Records from a collection of figures
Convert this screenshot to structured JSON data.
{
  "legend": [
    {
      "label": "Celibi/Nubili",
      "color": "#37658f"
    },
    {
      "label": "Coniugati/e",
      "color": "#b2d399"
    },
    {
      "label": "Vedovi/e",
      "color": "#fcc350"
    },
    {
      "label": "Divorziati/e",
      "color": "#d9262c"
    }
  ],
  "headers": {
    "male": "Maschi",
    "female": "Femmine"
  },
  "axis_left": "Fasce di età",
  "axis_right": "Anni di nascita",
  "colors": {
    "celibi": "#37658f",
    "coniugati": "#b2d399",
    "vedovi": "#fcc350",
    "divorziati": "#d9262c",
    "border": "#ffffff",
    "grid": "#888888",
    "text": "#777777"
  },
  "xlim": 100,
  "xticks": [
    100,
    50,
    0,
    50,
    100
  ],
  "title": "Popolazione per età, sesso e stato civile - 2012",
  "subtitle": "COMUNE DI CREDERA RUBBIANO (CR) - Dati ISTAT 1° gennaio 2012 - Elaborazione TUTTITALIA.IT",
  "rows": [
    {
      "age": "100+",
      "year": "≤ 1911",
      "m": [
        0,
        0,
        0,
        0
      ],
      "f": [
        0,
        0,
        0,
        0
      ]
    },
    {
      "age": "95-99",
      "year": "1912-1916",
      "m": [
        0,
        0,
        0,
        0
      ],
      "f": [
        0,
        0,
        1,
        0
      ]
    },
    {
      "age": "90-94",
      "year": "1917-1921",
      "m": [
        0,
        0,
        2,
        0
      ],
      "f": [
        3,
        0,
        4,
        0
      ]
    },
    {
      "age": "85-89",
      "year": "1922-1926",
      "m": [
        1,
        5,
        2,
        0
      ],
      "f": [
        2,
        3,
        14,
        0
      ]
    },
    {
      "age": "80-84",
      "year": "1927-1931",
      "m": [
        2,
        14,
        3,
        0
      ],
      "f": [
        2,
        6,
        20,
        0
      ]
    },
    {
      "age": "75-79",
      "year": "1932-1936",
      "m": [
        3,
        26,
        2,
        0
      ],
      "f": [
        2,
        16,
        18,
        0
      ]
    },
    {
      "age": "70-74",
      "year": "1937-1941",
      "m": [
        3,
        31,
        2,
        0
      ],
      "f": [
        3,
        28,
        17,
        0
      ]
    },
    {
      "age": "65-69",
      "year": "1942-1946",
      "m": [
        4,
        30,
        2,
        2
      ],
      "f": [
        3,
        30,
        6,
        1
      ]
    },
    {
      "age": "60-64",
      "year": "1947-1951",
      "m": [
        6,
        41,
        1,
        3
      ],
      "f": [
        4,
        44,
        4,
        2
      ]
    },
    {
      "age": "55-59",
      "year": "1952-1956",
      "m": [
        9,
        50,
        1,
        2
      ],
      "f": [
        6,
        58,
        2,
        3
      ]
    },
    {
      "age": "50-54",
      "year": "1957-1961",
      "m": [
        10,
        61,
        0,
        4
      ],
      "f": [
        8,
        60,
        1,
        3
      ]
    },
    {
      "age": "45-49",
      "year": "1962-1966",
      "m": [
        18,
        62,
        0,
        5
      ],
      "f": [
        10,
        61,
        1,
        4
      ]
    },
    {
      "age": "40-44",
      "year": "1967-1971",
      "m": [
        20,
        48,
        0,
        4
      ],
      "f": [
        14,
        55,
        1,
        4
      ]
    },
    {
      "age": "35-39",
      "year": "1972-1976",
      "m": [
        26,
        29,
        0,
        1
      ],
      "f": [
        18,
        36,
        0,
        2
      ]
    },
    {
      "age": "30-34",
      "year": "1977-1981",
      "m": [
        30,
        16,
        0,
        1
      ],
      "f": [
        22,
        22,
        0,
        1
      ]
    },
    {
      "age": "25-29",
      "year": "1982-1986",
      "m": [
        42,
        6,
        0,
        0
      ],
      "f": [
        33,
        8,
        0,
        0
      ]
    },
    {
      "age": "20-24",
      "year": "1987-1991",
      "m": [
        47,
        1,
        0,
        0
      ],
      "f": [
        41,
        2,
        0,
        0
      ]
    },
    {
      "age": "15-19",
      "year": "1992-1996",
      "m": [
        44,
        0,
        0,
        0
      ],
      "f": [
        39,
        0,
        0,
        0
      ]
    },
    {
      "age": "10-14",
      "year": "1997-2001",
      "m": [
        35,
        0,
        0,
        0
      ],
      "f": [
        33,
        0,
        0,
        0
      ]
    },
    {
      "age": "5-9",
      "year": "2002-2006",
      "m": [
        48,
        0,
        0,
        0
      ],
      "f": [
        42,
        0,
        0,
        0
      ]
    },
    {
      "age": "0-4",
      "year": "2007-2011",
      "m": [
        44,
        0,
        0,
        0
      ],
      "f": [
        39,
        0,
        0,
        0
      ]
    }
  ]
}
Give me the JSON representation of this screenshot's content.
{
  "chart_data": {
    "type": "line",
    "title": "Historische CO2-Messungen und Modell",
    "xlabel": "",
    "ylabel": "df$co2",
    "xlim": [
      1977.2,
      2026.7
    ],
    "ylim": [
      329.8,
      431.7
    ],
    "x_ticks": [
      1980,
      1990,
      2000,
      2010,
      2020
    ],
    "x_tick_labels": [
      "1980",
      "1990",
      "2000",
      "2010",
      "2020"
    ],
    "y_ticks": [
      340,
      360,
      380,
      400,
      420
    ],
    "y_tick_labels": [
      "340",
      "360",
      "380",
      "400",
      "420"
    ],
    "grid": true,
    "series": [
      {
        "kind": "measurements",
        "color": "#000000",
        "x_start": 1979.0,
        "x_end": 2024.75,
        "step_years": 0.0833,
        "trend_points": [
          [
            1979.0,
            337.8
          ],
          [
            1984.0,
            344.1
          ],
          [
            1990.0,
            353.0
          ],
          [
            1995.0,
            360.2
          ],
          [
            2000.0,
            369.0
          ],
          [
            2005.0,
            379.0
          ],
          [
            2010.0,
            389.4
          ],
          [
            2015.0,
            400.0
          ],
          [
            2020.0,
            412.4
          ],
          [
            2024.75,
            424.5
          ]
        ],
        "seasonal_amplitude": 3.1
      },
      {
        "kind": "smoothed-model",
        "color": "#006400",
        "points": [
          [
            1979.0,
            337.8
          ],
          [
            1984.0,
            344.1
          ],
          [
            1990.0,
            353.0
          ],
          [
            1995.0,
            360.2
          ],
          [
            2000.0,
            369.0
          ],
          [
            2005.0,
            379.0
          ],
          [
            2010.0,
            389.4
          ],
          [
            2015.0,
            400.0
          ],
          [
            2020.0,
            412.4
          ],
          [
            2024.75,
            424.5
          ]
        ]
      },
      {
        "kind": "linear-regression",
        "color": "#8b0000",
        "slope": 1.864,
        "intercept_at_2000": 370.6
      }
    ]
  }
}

[Problem to solve]
Repeat every line of the data, exactly and in full.

[Written solution]
Convert this screenshot to structured JSON data.
{
  "legend": [
    {
      "label": "Celibi/Nubili",
      "color": "#37658f"
    },
    {
      "label": "Coniugati/e",
      "color": "#b2d399"
    },
    {
      "label": "Vedovi/e",
      "color": "#fcc350"
    },
    {
      "label": "Divorziati/e",
      "color": "#d9262c"
    }
  ],
  "headers": {
    "male": "Maschi",
    "female": "Femmine"
  },
  "axis_left": "Fasce di età",
  "axis_right": "Anni di nascita",
  "colors": {
    "celibi": "#37658f",
    "coniugati": "#b2d399",
    "vedovi": "#fcc350",
    "divorziati": "#d9262c",
    "border": "#ffffff",
    "grid": "#888888",
    "text": "#777777"
  },
  "xlim": 100,
  "xticks": [
    100,
    50,
    0,
    50,
    100
  ],
  "title": "Popolazione per età, sesso e stato civile - 2012",
  "subtitle": "COMUNE DI CREDERA RUBBIANO (CR) - Dati ISTAT 1° gennaio 2012 - Elaborazione TUTTITALIA.IT",
  "rows": [
    {
      "age": "100+",
      "year": "≤ 1911",
      "m": [
        0,
        0,
        0,
        0
      ],
      "f": [
        0,
        0,
        0,
        0
      ]
    },
    {
      "age": "95-99",
      "year": "1912-1916",
      "m": [
        0,
        0,
        0,
        0
      ],
      "f": [
        0,
        0,
        1,
        0
      ]
    },
    {
      "age": "90-94",
      "year": "1917-1921",
      "m": [
        0,
        0,
        2,
        0
      ],
      "f": [
        3,
        0,
        4,
        0
      ]
    },
    {
      "age": "85-89",
      "year": "1922-1926",
      "m": [
        1,
        5,
        2,
        0
      ],
      "f": [
        2,
        3,
        14,
        0
      ]
    },
    {
      "age": "80-84",
      "year": "1927-1931",
      "m": [
        2,
        14,
        3,
        0
      ],
      "f": [
        2,
        6,
        20,
        0
      ]
    },
    {
      "age": "75-79",
      "year": "1932-1936",
      "m": [
        3,
        26,
        2,
        0
      ],
      "f": [
        2,
        16,
        18,
        0
      ]
    },
    {
      "age": "70-74",
      "year": "1937-1941",
      "m": [
        3,
        31,
        2,
        0
      ],
      "f": [
        3,
        28,
        17,
        0
      ]
    },
    {
      "age": "65-69",
      "year": "1942-1946",
      "m": [
        4,
        30,
        2,
        2
      ],
      "f": [
        3,
        30,
        6,
        1
      ]
    },
    {
      "age": "60-64",
      "year": "1947-1951",
      "m": [
        6,
        41,
        1,
        3
      ],
      "f": [
        4,
        44,
        4,
        2
      ]
    },
    {
      "age": "55-59",
      "year": "1952-1956",
      "m": [
        9,
        50,
        1,
        2
      ],
      "f": [
        6,
        58,
        2,
        3
      ]
    },
    {
      "age": "50-54",
      "year": "1957-1961",
      "m": [
        10,
        61,
        0,
        4
      ],
      "f": [
        8,
        60,
        1,
        3
      ]
    },
    {
      "age": "45-49",
      "year": "1962-1966",
      "m": [
        18,
        62,
        0,
        5
      ],
      "f": [
        10,
        61,
        1,
        4
      ]
    },
    {
      "age": "40-44",
      "year": "1967-1971",
      "m": [
        20,
        48,
        0,
        4
      ],
      "f": [
        14,
        55,
        1,
        4
      ]
    },
    {
      "age": "35-39",
      "year": "1972-1976",
      "m": [
        26,
        29,
        0,
        1
      ],
      "f": [
        18,
        36,
        0,
        2
      ]
    },
    {
      "age": "30-34",
      "year": "1977-1981",
      "m": [
        30,
        16,
        0,
        1
      ],
      "f": [
        22,
        22,
        0,
        1
      ]
    },
    {
      "age": "25-29",
      "year": "1982-1986",
      "m": [
        42,
        6,
        0,
        0
      ],
      "f": [
        33,
        8,
        0,
        0
      ]
    },
    {
      "age": "20-24",
      "year": "1987-1991",
      "m": [
        47,
        1,
        0,
        0
      ],
      "f": [
        41,
        2,
        0,
        0
      ]
    },
    {
      "age": "15-19",
      "year": "1992-1996",
      "m": [
        44,
        0,
        0,
        0
      ],
      "f": [
        39,
        0,
        0,
        0
      ]
    },
    {
      "age": "10-14",
      "year": "1997-2001",
      "m": [
        35,
        0,
        0,
        0
      ],
      "f": [
        33,
        0,
        0,
        0
      ]
    },
    {
      "age": "5-9",
      "year": "2002-2006",
      "m": [
        48,
        0,
        0,
        0
      ],
      "f": [
        42,
        0,
        0,
        0
      ]
    },
    {
      "age": "0-4",
      "year": "2007-2011",
      "m": [
        44,
        0,
        0,
        0
      ],
      "f": [
        39,
        0,
        0,
        0
      ]
    }
  ]
}
Give me the JSON representation of this screenshot's content.
{
  "chart_data": {
    "type": "line",
    "title": "Historische CO2-Messungen und Modell",
    "xlabel": "",
    "ylabel": "df$co2",
    "xlim": [
      1977.2,
      2026.7
    ],
    "ylim": [
      329.8,
      431.7
    ],
    "x_ticks": [
      1980,
      1990,
      2000,
      2010,
      2020
    ],
    "x_tick_labels": [
      "1980",
      "1990",
      "2000",
      "2010",
      "2020"
    ],
    "y_ticks": [
      340,
      360,
      380,
      400,
      420
    ],
    "y_tick_labels": [
      "340",
      "360",
      "380",
      "400",
      "420"
    ],
    "grid": true,
    "series": [
      {
        "kind": "measurements",
        "color": "#000000",
        "x_start": 1979.0,
        "x_end": 2024.75,
        "step_years": 0.0833,
        "trend_points": [
          [
            1979.0,
            337.8
          ],
          [
            1984.0,
            344.1
          ],
          [
            1990.0,
            353.0
          ],
          [
            1995.0,
            360.2
          ],
          [
            2000.0,
            369.0
          ],
          [
            2005.0,
            379.0
          ],
          [
            2010.0,
            389.4
          ],
          [
            2015.0,
            400.0
          ],
          [
            2020.0,
            412.4
          ],
          [
            2024.75,
            424.5
          ]
        ],
        "seasonal_amplitude": 3.1
      },
      {
        "kind": "smoothed-model",
        "color": "#006400",
        "points": [
          [
            1979.0,
            337.8
          ],
          [
            1984.0,
            344.1
          ],
          [
            1990.0,
            353.0
          ],
          [
            1995.0,
            360.2
          ],
          [
            2000.0,
            369.0
          ],
          [
            2005.0,
            379.0
          ],
          [
            2010.0,
            389.4
          ],
          [
            2015.0,
            400.0
          ],
          [
            2020.0,
            412.4
          ],
          [
            2024.75,
            424.5
          ]
        ]
      },
      {
        "kind": "linear-regression",
        "color": "#8b0000",
        "slope": 1.864,
        "intercept_at_2000": 370.6
      }
    ]
  }
}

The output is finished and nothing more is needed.